■ **Deskripsi Tugas**: Lanjutkan tulisan tentang kebiasaan berpikir dan pertanyaan trivia dari ayah, dimulai tepat setelah kalimat terakhirnya.

■ **Kutipan**:
▬▬▬▬▬▬▬▬▬▬

Nama Afutami tidak asing buatku. Ia sering seliweran di timeline media sosial. Bukan karena aku follower akunnya (saat ini sudah kok!) tapi karena dirinya cukup sering menjadi narasumber sebuah acara diskusi hingga membentuk Think Policy.

Waktu tahu soal Afutami, yang terlintas dalam kepalaku ialah: anak ambi khas UI, nih. Dengan segala macam pencapaian dia semasa kuliah, melanjutkan studi S2 di kampus mentereng dunia, serta berada dalam satu lingkaran dengan sesama manusia ambi lainnya (Iman Usman, maksudku) membuat aku cukup tahu diri. I think I am not the market. Aku punya pengalaman buruk dengan menjadi ambisius dan perfeksionis. Aku tidak mau memasukkan satu lagi akun dalam timeline-ku dengan orang-orang yang ambi. Enough.

But then, I changed my mind.

Terbiasa Berpikir itu Privilese

Aku dibesarkan dalam lingkungan yang gemar membaca. Ayah dan mama punya beragam koleksi buku dan ensiklopedia. Mereka berdua juga pembaca koran dan beberapa tabloid. Aku dan adik-adik tidak luput dilanggankan juga majalah anak, lebih dari satu judul.

Bagi orangtuaku, membaca adalah cara mendapatkan informasi dan pengetahuan. Selain menonton berita di televisi tentunya. Kata mereka, jangan sampai malu-maluin hanya karena tidak tahu dengan current issue yang beredar.

Ayah suka sekali melempar pertanyaan trivia kepada ketiga putrinya. Seperti, “Apa ibukota Yerusalem?”, “Siapa nama orang Belanda yang mempugar Candi Borobudur?”, “Planet apa yang bisa dilihat dari bumi tanpa pakai alat bantu?” dan pertanyaan-pertanyaan unik lainnya. Bagi kami bertiga, pertanyaan iseng itu aneh. Bahkan salah satu adikku pernah berujar, “Memangnya akan ada orang randomly tanya begitu?”

Namun ternyata, apa yang dilatih ayahku sejak kami kecil bukan sekadar soal “menjawab pertanyaan orang random untuk dapat hadiah 100 juta rupiah.”

Ayah mengajak kami untuk terbiasa berpikir kapan pun.

▬▬▬▬▬▬▬▬▬▬

■ **Baris Data**:
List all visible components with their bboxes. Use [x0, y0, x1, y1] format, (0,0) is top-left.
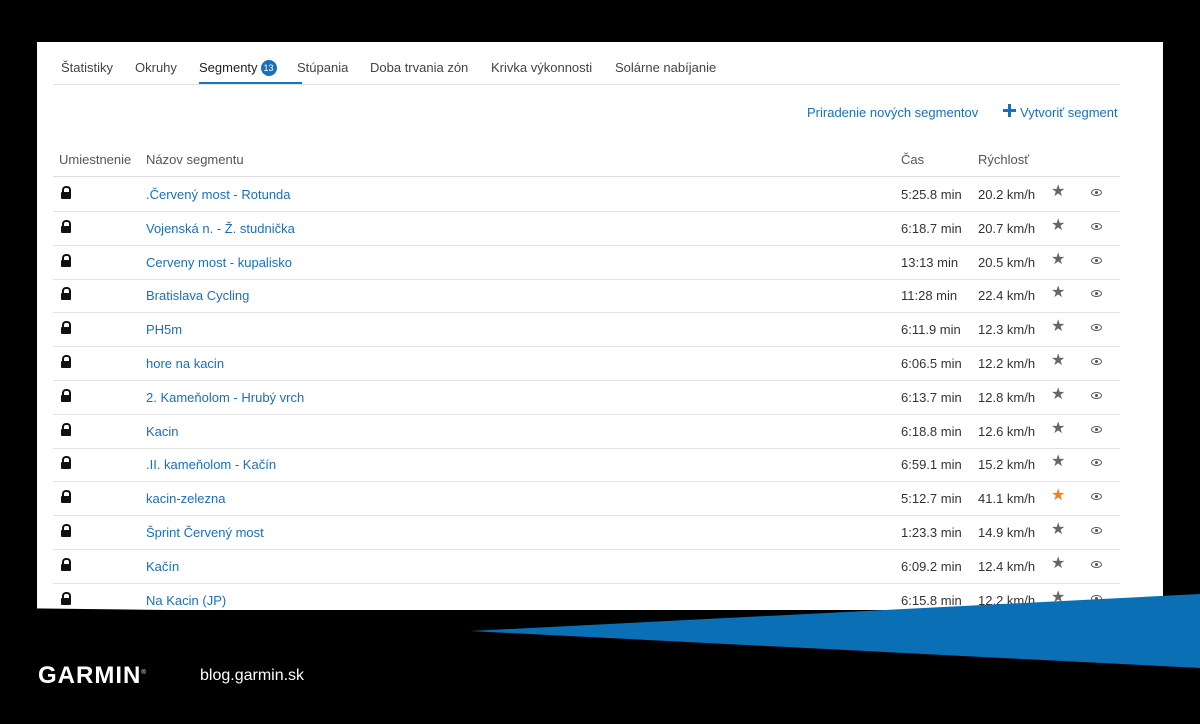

▬▬▬▬▬▬▬▬▬▬

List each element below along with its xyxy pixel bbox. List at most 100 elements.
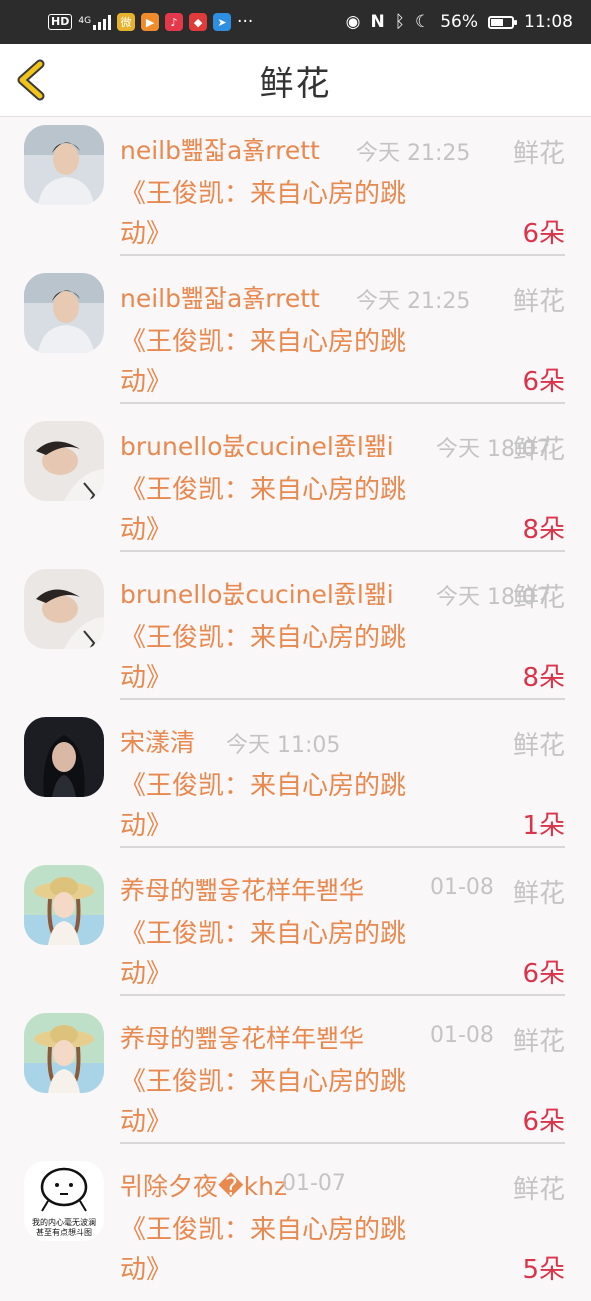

▬▬▬▬▬▬▬▬▬▬

■ **Jawaban Latihan**:
Dalam buku Thinking, Fast and Slow, Daniel Kahnemann mengatakan kalau otak manusia punya dua sistem: Sistem 1 dan Sistem 2. Keduanya punya job description yang berbeda untuk mengolah informasi dan menghasilkan kesimpulan yang berpengaruh pada cara kita mengambil keputusan.

Sederhananya, Sistem 1 bekerja secara otomatis. Hanya perlu sepersekian detik untuk otak menghasilkan kesimpulan. Berlawanan dengan itu ada Sistem 2 yang bersifat analog/manual. Dibutuhkan waktu lebih lama dengan data pendukung yang lebih banyak supaya otak bisa mendapatkan kesimpulan yang sesuai.

Ilustrasi yang menjelaskan Sistem 1 dan Sistem 2
Sistem 1 dan Sistem 2 pada otak kita (ilustrasi dari Linked.in)

Ketika kita sudah terbiasa-biasa bekerja secara Sistem 1 atau autopilot, ada risiko untuk tidak mengaktifkan Sistem 2. Ini yang bahaya. Ketika menjadi otomatis, dikhawatirkan kita tidak lagi menggunakan otak untuk mengolah informasi alias berpikir.

“Apa nama ibukota Yerusalem?” tidak serta-merta seperti tebak-tebakan. Di balik pertanyaan itu, Ayah ingin menguji apakah kami juga membaca informasi yang mengandung pengetahuan umum. Kalau pun kami tidak tahu jawabannya, bagaimana caranya mencari tahu.

Bagaimana caranya mencari tahu menjadi titik awal dalam berpikir. Akses informasi mana yang akan digunakan: bertanya langsung kepada Ayah (yang mana tidak akan dijawab begitu saja), mencari jawaban lewat Google (sulit dilakukan karena di rumah kami saat itu belum ada layanan internet), atau membuka RPUL dan ensiklopedia yang berjajar rapi di rak.

Hanya karena pertanyaan “sederhana” begitu saja, kami “dipaksa” untuk berpikir.

Dan karena sudah dibiasakan sedari kecil, aku tidak menyadari kalau terbiasa berpikir adalah suatu privilese.

Cogito Ergo Sum— Rene Descrates

“I think, therefore I am.

“Aku berpikir maka aku ada.”

Aku lupa kapan tepatnya berkenalan dengan kutipan pendek itu. Yang pasti, aku masih tidak paham, “Bukannya setiap hari kita berpikir ya?” Konteks “berpikir” yang aku tahu pada saat itu cuma sekadar “Mau makan apa siang nanti?”

Dari bacaan yang aku lahap, pertemuan dengan banyak orang, interaksi yang aku saksikan di media sosial (baca: twitwar) aku memperluas definisi “berpikir” yang masuk ke dalam otakku. Aktivitas “berpikir” atau “thinking” ternyata bermakna dalam. Bukan sekadar tentang bertanya mau pergi ke mana selepas jam kerja nanti, tapi juga termasuk berani melontarkan pertanyaan ke dalam diri sendiri, “Aku itu maunya apa sih?”

Pertanyaan pendek, tapi proses berpikir yang dilakukan bisa beragam. Bergantung pada bagaimana kita terbiasa berpikir.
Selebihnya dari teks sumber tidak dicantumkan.